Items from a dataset
· · · ·

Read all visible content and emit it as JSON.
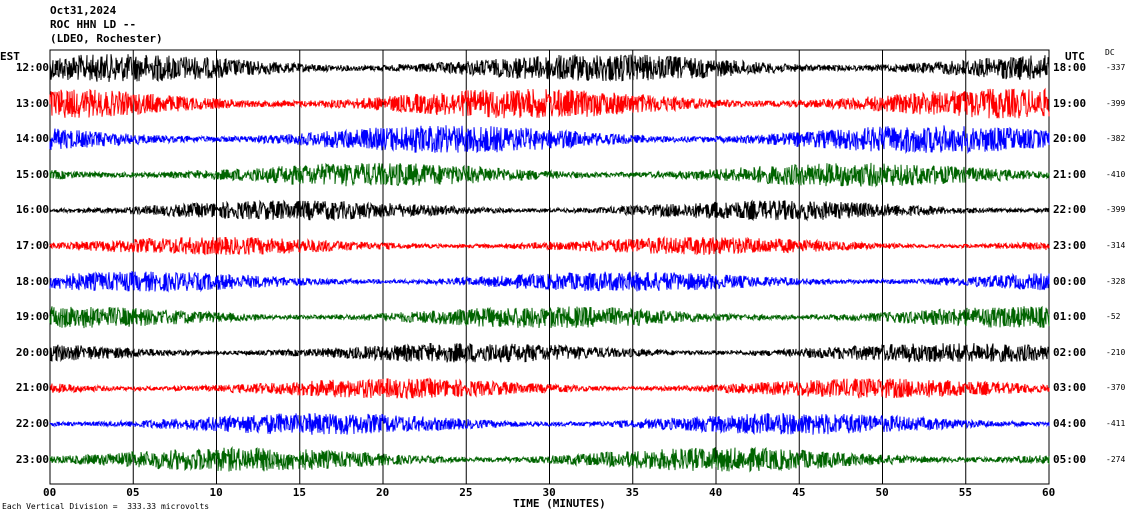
{
  "header": {
    "date": "Oct31,2024",
    "station": "ROC HHN LD --",
    "network": "(LDEO, Rochester)"
  },
  "axes": {
    "left_tz": "EST",
    "right_tz": "UTC",
    "dc_label": "DC",
    "x_label": "TIME (MINUTES)",
    "x_ticks": [
      "00",
      "05",
      "10",
      "15",
      "20",
      "25",
      "30",
      "35",
      "40",
      "45",
      "50",
      "55",
      "60"
    ]
  },
  "footnote": "Each Vertical Division =  333.33 microvolts",
  "chart_data": {
    "type": "line",
    "title": "",
    "xlabel": "TIME (MINUTES)",
    "ylabel": "",
    "xlim": [
      0,
      60
    ],
    "grid": true,
    "colors": {
      "cycle": [
        "#000000",
        "#ff0000",
        "#0000ff",
        "#006400"
      ]
    },
    "rows": [
      {
        "est": "12:00",
        "utc": "18:00",
        "dc": "-337",
        "color": "#000000"
      },
      {
        "est": "13:00",
        "utc": "19:00",
        "dc": "-399",
        "color": "#ff0000"
      },
      {
        "est": "14:00",
        "utc": "20:00",
        "dc": "-382",
        "color": "#0000ff"
      },
      {
        "est": "15:00",
        "utc": "21:00",
        "dc": "-410",
        "color": "#006400"
      },
      {
        "est": "16:00",
        "utc": "22:00",
        "dc": "-399",
        "color": "#000000"
      },
      {
        "est": "17:00",
        "utc": "23:00",
        "dc": "-314",
        "color": "#ff0000"
      },
      {
        "est": "18:00",
        "utc": "00:00",
        "dc": "-328",
        "color": "#0000ff"
      },
      {
        "est": "19:00",
        "utc": "01:00",
        "dc": "-52",
        "color": "#006400"
      },
      {
        "est": "20:00",
        "utc": "02:00",
        "dc": "-210",
        "color": "#000000"
      },
      {
        "est": "21:00",
        "utc": "03:00",
        "dc": "-370",
        "color": "#ff0000"
      },
      {
        "est": "22:00",
        "utc": "04:00",
        "dc": "-411",
        "color": "#0000ff"
      },
      {
        "est": "23:00",
        "utc": "05:00",
        "dc": "-274",
        "color": "#006400"
      }
    ],
    "vertical_division_microvolts": 333.33
  }
}
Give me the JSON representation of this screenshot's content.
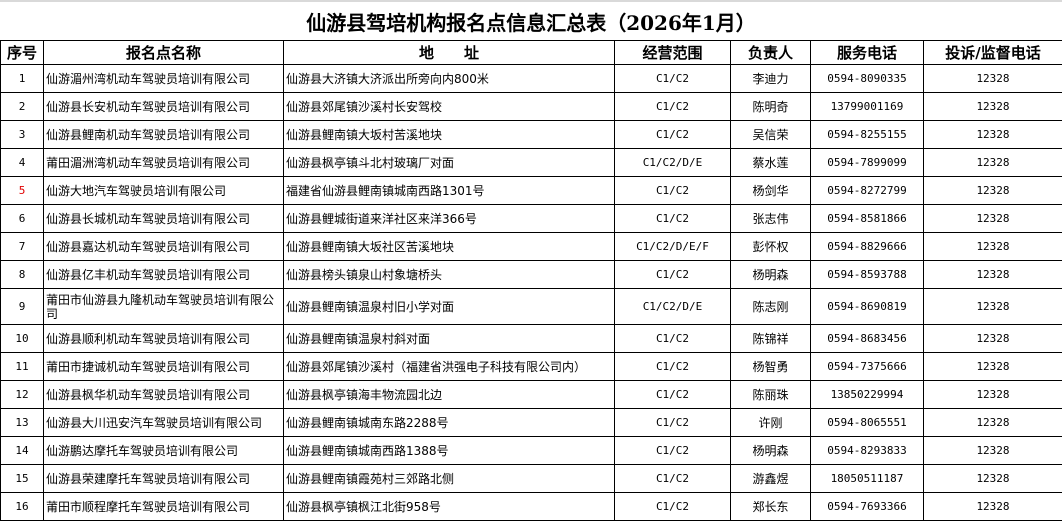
{
  "title": "仙游县驾培机构报名点信息汇总表（2026年1月）",
  "headers": [
    "序号",
    "报名点名称",
    "地　　址",
    "经营范围",
    "负责人",
    "服务电话",
    "投诉/监督电话"
  ],
  "accent_colors": {
    "highlighted_index": "#e00000"
  },
  "rows": [
    {
      "no": "1",
      "name": "仙游湄州湾机动车驾驶员培训有限公司",
      "address": "仙游县大济镇大济派出所旁向内800米",
      "scope": "C1/C2",
      "person": "李迪力",
      "phone": "0594-8090335",
      "complaint": "12328"
    },
    {
      "no": "2",
      "name": "仙游县长安机动车驾驶员培训有限公司",
      "address": "仙游县郊尾镇沙溪村长安驾校",
      "scope": "C1/C2",
      "person": "陈明奇",
      "phone": "13799001169",
      "complaint": "12328"
    },
    {
      "no": "3",
      "name": "仙游县鲤南机动车驾驶员培训有限公司",
      "address": "仙游县鲤南镇大坂村苦溪地块",
      "scope": "C1/C2",
      "person": "吴信荣",
      "phone": "0594-8255155",
      "complaint": "12328"
    },
    {
      "no": "4",
      "name": "莆田湄洲湾机动车驾驶员培训有限公司",
      "address": "仙游县枫亭镇斗北村玻璃厂对面",
      "scope": "C1/C2/D/E",
      "person": "蔡水莲",
      "phone": "0594-7899099",
      "complaint": "12328"
    },
    {
      "no": "5",
      "name": "仙游大地汽车驾驶员培训有限公司",
      "address": "福建省仙游县鲤南镇城南西路1301号",
      "scope": "C1/C2",
      "person": "杨剑华",
      "phone": "0594-8272799",
      "complaint": "12328",
      "red": true
    },
    {
      "no": "6",
      "name": "仙游县长城机动车驾驶员培训有限公司",
      "address": "仙游县鲤城街道来洋社区来洋366号",
      "scope": "C1/C2",
      "person": "张志伟",
      "phone": "0594-8581866",
      "complaint": "12328"
    },
    {
      "no": "7",
      "name": "仙游县嘉达机动车驾驶员培训有限公司",
      "address": "仙游县鲤南镇大坂社区苦溪地块",
      "scope": "C1/C2/D/E/F",
      "person": "彭怀权",
      "phone": "0594-8829666",
      "complaint": "12328"
    },
    {
      "no": "8",
      "name": "仙游县亿丰机动车驾驶员培训有限公司",
      "address": "仙游县榜头镇泉山村象塘桥头",
      "scope": "C1/C2",
      "person": "杨明森",
      "phone": "0594-8593788",
      "complaint": "12328"
    },
    {
      "no": "9",
      "name": "莆田市仙游县九隆机动车驾驶员培训有限公司",
      "address": "仙游县鲤南镇温泉村旧小学对面",
      "scope": "C1/C2/D/E",
      "person": "陈志刚",
      "phone": "0594-8690819",
      "complaint": "12328",
      "tall": true
    },
    {
      "no": "10",
      "name": "仙游县顺利机动车驾驶员培训有限公司",
      "address": "仙游县鲤南镇温泉村斜对面",
      "scope": "C1/C2",
      "person": "陈锦祥",
      "phone": "0594-8683456",
      "complaint": "12328"
    },
    {
      "no": "11",
      "name": "莆田市捷诚机动车驾驶员培训有限公司",
      "address": "仙游县郊尾镇沙溪村（福建省洪强电子科技有限公司内）",
      "scope": "C1/C2",
      "person": "杨智勇",
      "phone": "0594-7375666",
      "complaint": "12328"
    },
    {
      "no": "12",
      "name": "仙游县枫华机动车驾驶员培训有限公司",
      "address": "仙游县枫亭镇海丰物流园北边",
      "scope": "C1/C2",
      "person": "陈丽珠",
      "phone": "13850229994",
      "complaint": "12328"
    },
    {
      "no": "13",
      "name": "仙游县大川迅安汽车驾驶员培训有限公司",
      "address": "仙游县鲤南镇城南东路2288号",
      "scope": "C1/C2",
      "person": "许刚",
      "phone": "0594-8065551",
      "complaint": "12328"
    },
    {
      "no": "14",
      "name": "仙游鹏达摩托车驾驶员培训有限公司",
      "address": "仙游县鲤南镇城南西路1388号",
      "scope": "C1/C2",
      "person": "杨明森",
      "phone": "0594-8293833",
      "complaint": "12328"
    },
    {
      "no": "15",
      "name": "仙游县荣建摩托车驾驶员培训有限公司",
      "address": "仙游县鲤南镇霞苑村三郊路北侧",
      "scope": "C1/C2",
      "person": "游鑫煜",
      "phone": "18050511187",
      "complaint": "12328"
    },
    {
      "no": "16",
      "name": "莆田市顺程摩托车驾驶员培训有限公司",
      "address": "仙游县枫亭镇枫江北街958号",
      "scope": "C1/C2",
      "person": "郑长东",
      "phone": "0594-7693366",
      "complaint": "12328"
    }
  ]
}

· · · ·

_Challenge_: Repeat all the data as it stands, dropping any images it holds.

_In response_:
Read all visible content and emit it as JSON.
{
  "header": {
    "date": "Oct31,2024",
    "station": "ROC HHN LD --",
    "network": "(LDEO, Rochester)"
  },
  "axes": {
    "left_tz": "EST",
    "right_tz": "UTC",
    "dc_label": "DC",
    "x_label": "TIME (MINUTES)",
    "x_ticks": [
      "00",
      "05",
      "10",
      "15",
      "20",
      "25",
      "30",
      "35",
      "40",
      "45",
      "50",
      "55",
      "60"
    ]
  },
  "footnote": "Each Vertical Division =  333.33 microvolts",
  "chart_data": {
    "type": "line",
    "title": "",
    "xlabel": "TIME (MINUTES)",
    "ylabel": "",
    "xlim": [
      0,
      60
    ],
    "grid": true,
    "colors": {
      "cycle": [
        "#000000",
        "#ff0000",
        "#0000ff",
        "#006400"
      ]
    },
    "rows": [
      {
        "est": "12:00",
        "utc": "18:00",
        "dc": "-337",
        "color": "#000000"
      },
      {
        "est": "13:00",
        "utc": "19:00",
        "dc": "-399",
        "color": "#ff0000"
      },
      {
        "est": "14:00",
        "utc": "20:00",
        "dc": "-382",
        "color": "#0000ff"
      },
      {
        "est": "15:00",
        "utc": "21:00",
        "dc": "-410",
        "color": "#006400"
      },
      {
        "est": "16:00",
        "utc": "22:00",
        "dc": "-399",
        "color": "#000000"
      },
      {
        "est": "17:00",
        "utc": "23:00",
        "dc": "-314",
        "color": "#ff0000"
      },
      {
        "est": "18:00",
        "utc": "00:00",
        "dc": "-328",
        "color": "#0000ff"
      },
      {
        "est": "19:00",
        "utc": "01:00",
        "dc": "-52",
        "color": "#006400"
      },
      {
        "est": "20:00",
        "utc": "02:00",
        "dc": "-210",
        "color": "#000000"
      },
      {
        "est": "21:00",
        "utc": "03:00",
        "dc": "-370",
        "color": "#ff0000"
      },
      {
        "est": "22:00",
        "utc": "04:00",
        "dc": "-411",
        "color": "#0000ff"
      },
      {
        "est": "23:00",
        "utc": "05:00",
        "dc": "-274",
        "color": "#006400"
      }
    ],
    "vertical_division_microvolts": 333.33
  }
}
Give me the JSON representation of this screenshot's content.
{
  "title": "仙游县驾培机构报名点信息汇总表（2026年1月）",
  "headers": [
    "序号",
    "报名点名称",
    "地　　址",
    "经营范围",
    "负责人",
    "服务电话",
    "投诉/监督电话"
  ],
  "accent_colors": {
    "highlighted_index": "#e00000"
  },
  "rows": [
    {
      "no": "1",
      "name": "仙游湄州湾机动车驾驶员培训有限公司",
      "address": "仙游县大济镇大济派出所旁向内800米",
      "scope": "C1/C2",
      "person": "李迪力",
      "phone": "0594-8090335",
      "complaint": "12328"
    },
    {
      "no": "2",
      "name": "仙游县长安机动车驾驶员培训有限公司",
      "address": "仙游县郊尾镇沙溪村长安驾校",
      "scope": "C1/C2",
      "person": "陈明奇",
      "phone": "13799001169",
      "complaint": "12328"
    },
    {
      "no": "3",
      "name": "仙游县鲤南机动车驾驶员培训有限公司",
      "address": "仙游县鲤南镇大坂村苦溪地块",
      "scope": "C1/C2",
      "person": "吴信荣",
      "phone": "0594-8255155",
      "complaint": "12328"
    },
    {
      "no": "4",
      "name": "莆田湄洲湾机动车驾驶员培训有限公司",
      "address": "仙游县枫亭镇斗北村玻璃厂对面",
      "scope": "C1/C2/D/E",
      "person": "蔡水莲",
      "phone": "0594-7899099",
      "complaint": "12328"
    },
    {
      "no": "5",
      "name": "仙游大地汽车驾驶员培训有限公司",
      "address": "福建省仙游县鲤南镇城南西路1301号",
      "scope": "C1/C2",
      "person": "杨剑华",
      "phone": "0594-8272799",
      "complaint": "12328",
      "red": true
    },
    {
      "no": "6",
      "name": "仙游县长城机动车驾驶员培训有限公司",
      "address": "仙游县鲤城街道来洋社区来洋366号",
      "scope": "C1/C2",
      "person": "张志伟",
      "phone": "0594-8581866",
      "complaint": "12328"
    },
    {
      "no": "7",
      "name": "仙游县嘉达机动车驾驶员培训有限公司",
      "address": "仙游县鲤南镇大坂社区苦溪地块",
      "scope": "C1/C2/D/E/F",
      "person": "彭怀权",
      "phone": "0594-8829666",
      "complaint": "12328"
    },
    {
      "no": "8",
      "name": "仙游县亿丰机动车驾驶员培训有限公司",
      "address": "仙游县榜头镇泉山村象塘桥头",
      "scope": "C1/C2",
      "person": "杨明森",
      "phone": "0594-8593788",
      "complaint": "12328"
    },
    {
      "no": "9",
      "name": "莆田市仙游县九隆机动车驾驶员培训有限公司",
      "address": "仙游县鲤南镇温泉村旧小学对面",
      "scope": "C1/C2/D/E",
      "person": "陈志刚",
      "phone": "0594-8690819",
      "complaint": "12328",
      "tall": true
    },
    {
      "no": "10",
      "name": "仙游县顺利机动车驾驶员培训有限公司",
      "address": "仙游县鲤南镇温泉村斜对面",
      "scope": "C1/C2",
      "person": "陈锦祥",
      "phone": "0594-8683456",
      "complaint": "12328"
    },
    {
      "no": "11",
      "name": "莆田市捷诚机动车驾驶员培训有限公司",
      "address": "仙游县郊尾镇沙溪村（福建省洪强电子科技有限公司内）",
      "scope": "C1/C2",
      "person": "杨智勇",
      "phone": "0594-7375666",
      "complaint": "12328"
    },
    {
      "no": "12",
      "name": "仙游县枫华机动车驾驶员培训有限公司",
      "address": "仙游县枫亭镇海丰物流园北边",
      "scope": "C1/C2",
      "person": "陈丽珠",
      "phone": "13850229994",
      "complaint": "12328"
    },
    {
      "no": "13",
      "name": "仙游县大川迅安汽车驾驶员培训有限公司",
      "address": "仙游县鲤南镇城南东路2288号",
      "scope": "C1/C2",
      "person": "许刚",
      "phone": "0594-8065551",
      "complaint": "12328"
    },
    {
      "no": "14",
      "name": "仙游鹏达摩托车驾驶员培训有限公司",
      "address": "仙游县鲤南镇城南西路1388号",
      "scope": "C1/C2",
      "person": "杨明森",
      "phone": "0594-8293833",
      "complaint": "12328"
    },
    {
      "no": "15",
      "name": "仙游县荣建摩托车驾驶员培训有限公司",
      "address": "仙游县鲤南镇霞苑村三郊路北侧",
      "scope": "C1/C2",
      "person": "游鑫煜",
      "phone": "18050511187",
      "complaint": "12328"
    },
    {
      "no": "16",
      "name": "莆田市顺程摩托车驾驶员培训有限公司",
      "address": "仙游县枫亭镇枫江北街958号",
      "scope": "C1/C2",
      "person": "郑长东",
      "phone": "0594-7693366",
      "complaint": "12328"
    }
  ]
}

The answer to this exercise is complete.